● SOURCE EXTRACT:
____________

Results of male practice players survey released
April 17, 2007
After more than two years of debate — both inside and outside the governance structure — about whether to limit or even eliminate the use of male practice players in women’s sports, the NCAA has collected data from athletics administrators and coaches in all three divisions to better assess both the extent to which male practice players are used and the effect they have on participation opportunities for female student-athletes.
Survey results show widespread use of male practice players in all three divisions — most prominently in women’s basketball and to a lesser degree in volleyball and soccer — and most respondents said male practice players don’t change how the non-starting members of a team are used in practice and don’t affect the number of grants-in-aid schools award to female student-athletes.
Specifically, survey results show:
• Two-thirds of all Division I institutions reported using male practice players in at least one women’s sport in 2005-06. Two-thirds of Division I women’s basketball teams also reported use, about one-third of which said they used male practice players almost every day.
• About 35 percent of Division II schools and 40 percent of Division III institutions reported using male practice players as well.
• About two-thirds of Division I women’s basketball and volleyball squads and more than 80 percent in soccer reported no change in how non-starting team members were used when male practice players were used.
• Only two schools (one each in Divisions I and II) said they recruited fewer female players or provided fewer scholarships because of using male practice players.
• More basketball teams use male practice players in the championship segment than do volleyball and soccer teams, which concentrate use more in the nonchampionship portions of the playing and practice season.
The intent of the survey was to gain a more realistic assessment of the types of use on campus rather than rely on anecdotal evidence. Only Division III included philosophical questions about eliminating or limiting the practice, since that division is the only one to have considered legislative modifications so far. Division III delegates at the January Convention considered and subsequently deferred a proposal from the Division III Student-Athlete Advisory Committee to limit the use of male practice players to once per week during the traditional season and to no more than half the number of players required to field a starting team.
When asked about eliminating the practice, about one-fourth of the Division III membership indicated support. However, more than 90 percent of the schools that used male practice players in 2005-06 opposed a ban, and even of those schools that did not use male practice players in 2005-06, almost two-thirds said they would not want the practice eliminated.

____________

● GIVEN MATERIAL:

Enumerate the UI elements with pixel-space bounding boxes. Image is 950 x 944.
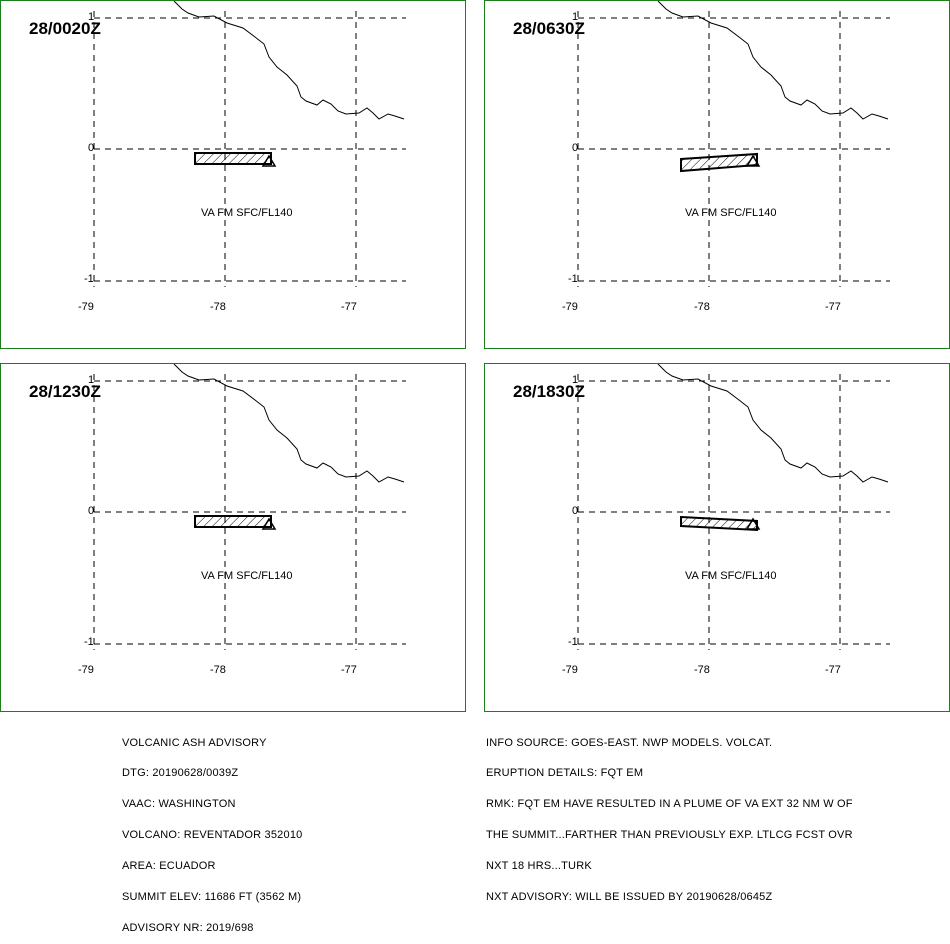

____________

● WHAT IS REQUIRED:
From the survey report, extract word for word the stretch from "When asked about" through "the practice eliminated.".

● REPLY:
When asked about eliminating the practice, about one-fourth of the Division III membership indicated support. However, more than 90 percent of the schools that used male practice players in 2005-06 opposed a ban, and even of those schools that did not use male practice players in 2005-06, almost two-thirds said they would not want the practice eliminated.